== PROVIDED INFORMATION ==
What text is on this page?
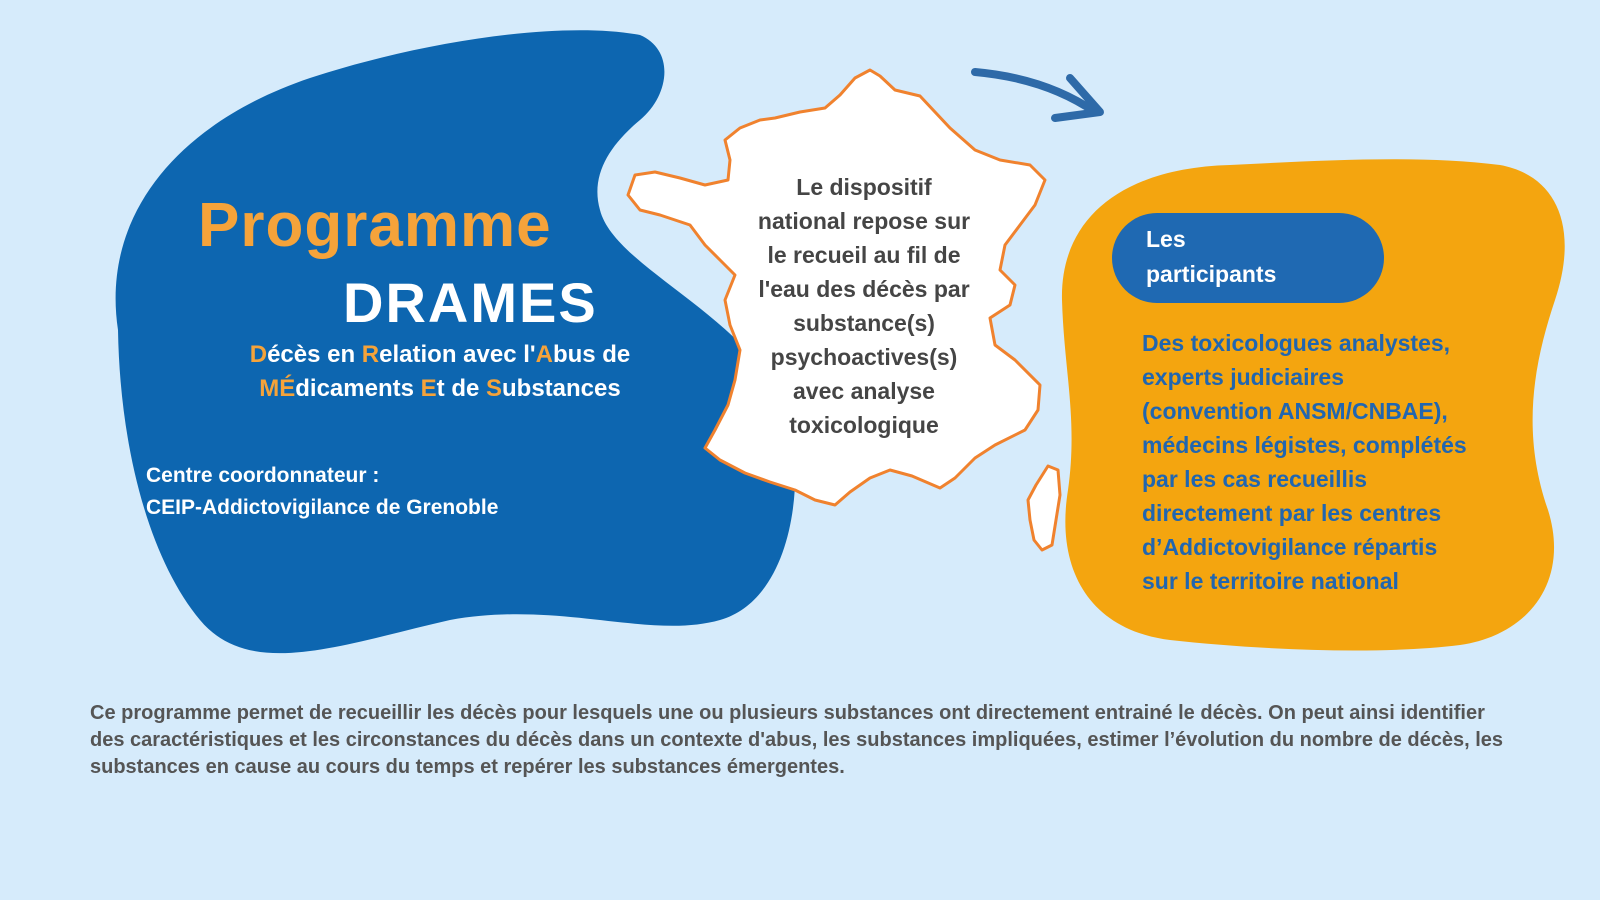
Programme
DRAMES
Décès en Relation avec l'Abus de
MÉdicaments Et de Substances
Centre coordonnateur :
CEIP-Addictovigilance de Grenoble
Le dispositif
national repose sur
le recueil au fil de
l'eau des décès par
substance(s)
psychoactives(s)
avec analyse
toxicologique
Les
participants
Des toxicologues analystes,
experts judiciaires
(convention ANSM/CNBAE),
médecins légistes, complétés
par les cas recueillis
directement par les centres
d’Addictovigilance répartis
sur le territoire national
Ce programme permet de recueillir les décès pour lesquels une ou plusieurs substances ont directement entrainé le décès. On peut ainsi identifier des caractéristiques et les circonstances du décès dans un contexte d'abus, les substances impliquées, estimer l’évolution du nombre de décès, les substances en cause au cours du temps et repérer les substances émergentes.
===
SET TASK: Except for the pictures, print the data above exactly.

ANSWER TO THE EXERCISE:
What text is on this page?
Programme
DRAMES
Décès en Relation avec l'Abus de
MÉdicaments Et de Substances
Centre coordonnateur :
CEIP-Addictovigilance de Grenoble
Le dispositif
national repose sur
le recueil au fil de
l'eau des décès par
substance(s)
psychoactives(s)
avec analyse
toxicologique
Les
participants
Des toxicologues analystes,
experts judiciaires
(convention ANSM/CNBAE),
médecins légistes, complétés
par les cas recueillis
directement par les centres
d’Addictovigilance répartis
sur le territoire national
Ce programme permet de recueillir les décès pour lesquels une ou plusieurs substances ont directement entrainé le décès. On peut ainsi identifier des caractéristiques et les circonstances du décès dans un contexte d'abus, les substances impliquées, estimer l’évolution du nombre de décès, les substances en cause au cours du temps et repérer les substances émergentes.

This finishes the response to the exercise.